__Listing__

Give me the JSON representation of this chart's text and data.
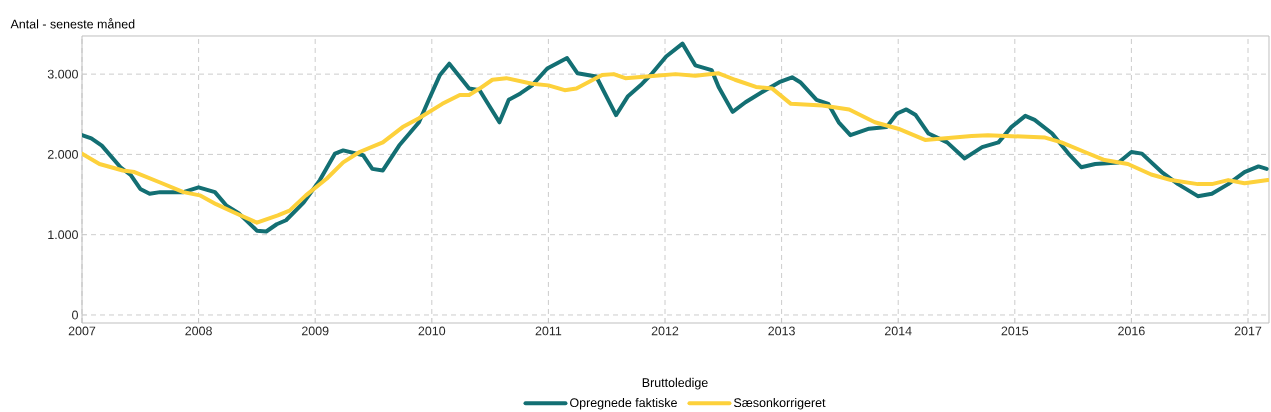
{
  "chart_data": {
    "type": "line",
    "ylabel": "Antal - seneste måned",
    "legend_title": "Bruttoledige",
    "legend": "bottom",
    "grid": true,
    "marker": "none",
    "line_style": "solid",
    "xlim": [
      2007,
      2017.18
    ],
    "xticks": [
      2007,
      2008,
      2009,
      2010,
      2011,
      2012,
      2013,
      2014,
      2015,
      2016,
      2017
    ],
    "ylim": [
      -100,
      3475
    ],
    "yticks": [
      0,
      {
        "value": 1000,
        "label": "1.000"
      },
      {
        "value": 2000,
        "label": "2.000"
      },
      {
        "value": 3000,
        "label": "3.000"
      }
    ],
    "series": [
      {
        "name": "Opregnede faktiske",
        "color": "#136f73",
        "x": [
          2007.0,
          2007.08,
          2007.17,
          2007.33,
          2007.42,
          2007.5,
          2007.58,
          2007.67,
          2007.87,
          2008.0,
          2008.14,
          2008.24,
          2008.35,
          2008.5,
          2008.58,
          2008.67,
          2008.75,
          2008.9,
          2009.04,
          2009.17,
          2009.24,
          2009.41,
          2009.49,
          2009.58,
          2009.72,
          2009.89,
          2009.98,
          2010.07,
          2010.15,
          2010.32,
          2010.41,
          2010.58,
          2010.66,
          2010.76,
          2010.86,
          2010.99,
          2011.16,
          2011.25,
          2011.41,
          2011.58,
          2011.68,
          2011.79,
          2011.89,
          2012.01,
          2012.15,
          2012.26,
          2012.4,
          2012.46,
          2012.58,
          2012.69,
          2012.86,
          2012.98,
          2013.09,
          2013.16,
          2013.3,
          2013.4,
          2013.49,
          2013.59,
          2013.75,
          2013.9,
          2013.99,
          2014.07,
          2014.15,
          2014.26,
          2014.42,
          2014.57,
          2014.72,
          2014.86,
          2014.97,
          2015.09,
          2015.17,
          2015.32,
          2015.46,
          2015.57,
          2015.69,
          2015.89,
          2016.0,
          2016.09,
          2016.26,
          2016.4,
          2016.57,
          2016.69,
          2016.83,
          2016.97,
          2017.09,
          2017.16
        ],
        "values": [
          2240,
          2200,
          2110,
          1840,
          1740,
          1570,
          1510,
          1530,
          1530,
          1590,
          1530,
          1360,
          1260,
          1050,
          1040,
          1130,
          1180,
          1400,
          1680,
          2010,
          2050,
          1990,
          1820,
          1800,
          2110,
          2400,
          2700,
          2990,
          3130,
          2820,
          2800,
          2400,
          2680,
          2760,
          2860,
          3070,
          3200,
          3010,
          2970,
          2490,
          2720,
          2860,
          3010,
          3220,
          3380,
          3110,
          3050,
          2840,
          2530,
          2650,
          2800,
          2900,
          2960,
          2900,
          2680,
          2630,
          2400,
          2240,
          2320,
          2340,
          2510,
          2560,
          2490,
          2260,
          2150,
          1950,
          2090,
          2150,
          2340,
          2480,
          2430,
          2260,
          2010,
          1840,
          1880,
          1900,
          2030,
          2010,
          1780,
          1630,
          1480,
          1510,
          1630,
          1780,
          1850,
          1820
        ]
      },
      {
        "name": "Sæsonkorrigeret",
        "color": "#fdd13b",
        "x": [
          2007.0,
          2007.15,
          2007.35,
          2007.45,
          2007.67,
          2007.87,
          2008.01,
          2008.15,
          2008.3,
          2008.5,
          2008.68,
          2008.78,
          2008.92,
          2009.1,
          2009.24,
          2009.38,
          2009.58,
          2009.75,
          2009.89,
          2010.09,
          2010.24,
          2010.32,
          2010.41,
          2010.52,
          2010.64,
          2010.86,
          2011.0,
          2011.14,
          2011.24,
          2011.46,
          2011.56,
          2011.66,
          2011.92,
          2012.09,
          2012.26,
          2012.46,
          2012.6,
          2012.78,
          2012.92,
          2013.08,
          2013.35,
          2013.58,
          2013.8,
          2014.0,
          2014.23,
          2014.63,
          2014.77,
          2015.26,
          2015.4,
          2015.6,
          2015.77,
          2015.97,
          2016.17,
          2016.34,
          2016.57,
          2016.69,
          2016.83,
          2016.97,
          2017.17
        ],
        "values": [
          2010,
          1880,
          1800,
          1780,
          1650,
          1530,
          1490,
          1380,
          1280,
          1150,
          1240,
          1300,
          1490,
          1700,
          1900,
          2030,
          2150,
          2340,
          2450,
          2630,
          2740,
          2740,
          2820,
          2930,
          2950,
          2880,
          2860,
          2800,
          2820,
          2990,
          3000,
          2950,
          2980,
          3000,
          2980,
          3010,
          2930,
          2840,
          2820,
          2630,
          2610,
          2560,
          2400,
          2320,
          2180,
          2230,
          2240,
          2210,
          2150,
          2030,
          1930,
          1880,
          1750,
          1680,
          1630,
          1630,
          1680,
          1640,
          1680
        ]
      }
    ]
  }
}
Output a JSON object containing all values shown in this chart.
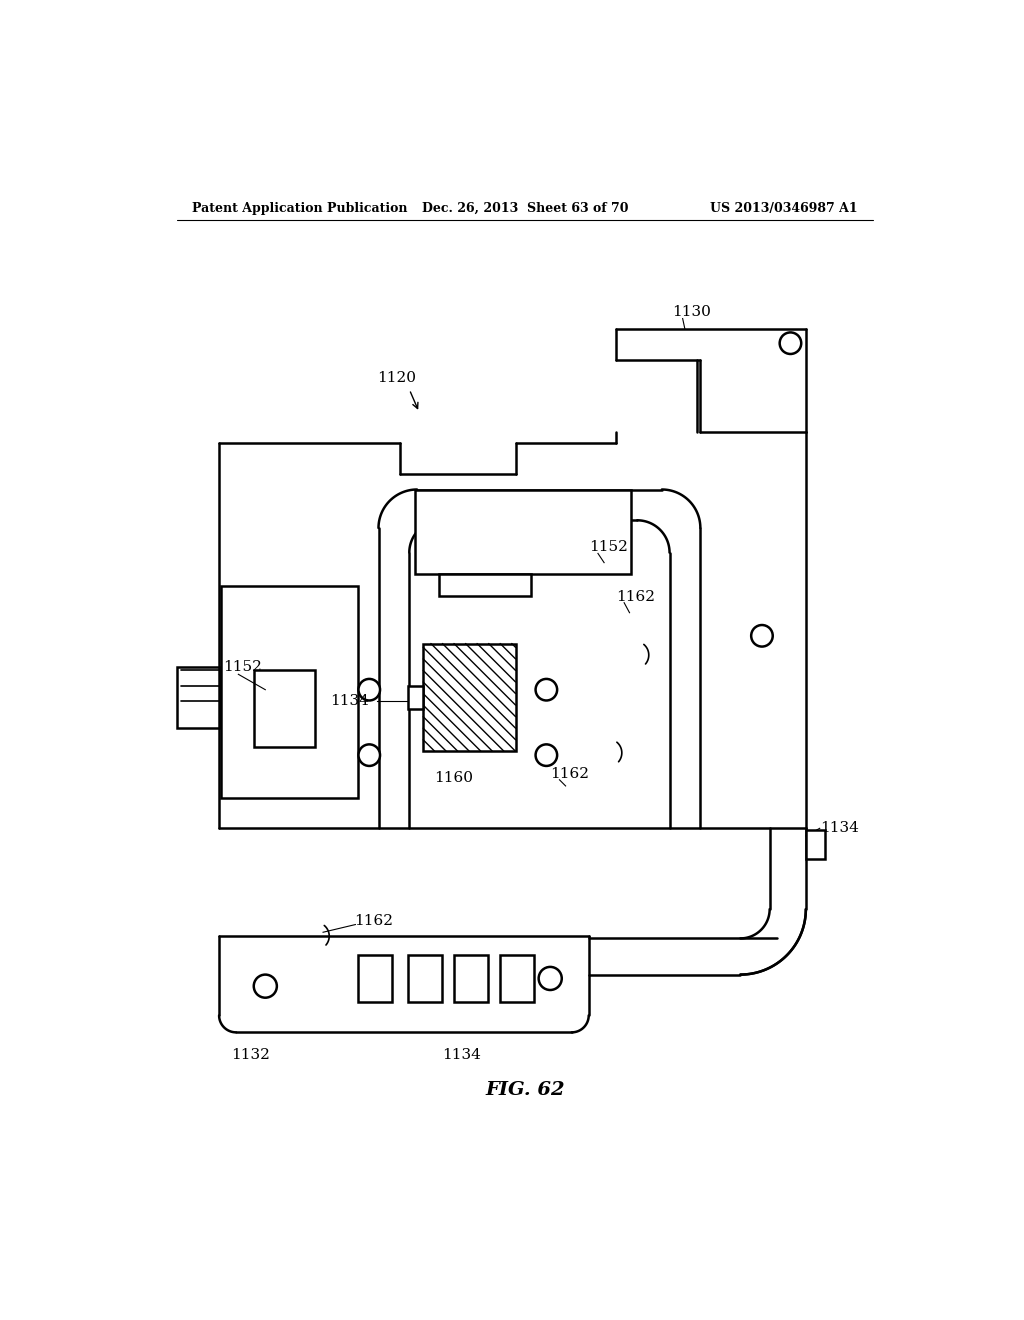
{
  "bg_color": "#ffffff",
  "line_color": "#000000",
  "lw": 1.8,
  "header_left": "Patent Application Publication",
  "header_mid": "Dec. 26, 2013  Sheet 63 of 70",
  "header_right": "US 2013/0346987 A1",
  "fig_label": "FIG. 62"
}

__Task to carry out__
Select the lines in this material that hold the word "JSON", leaving none out.

__Expected output__
Give me the JSON representation of this chart's text and data.
Output a JSON object containing all values shown in this chart.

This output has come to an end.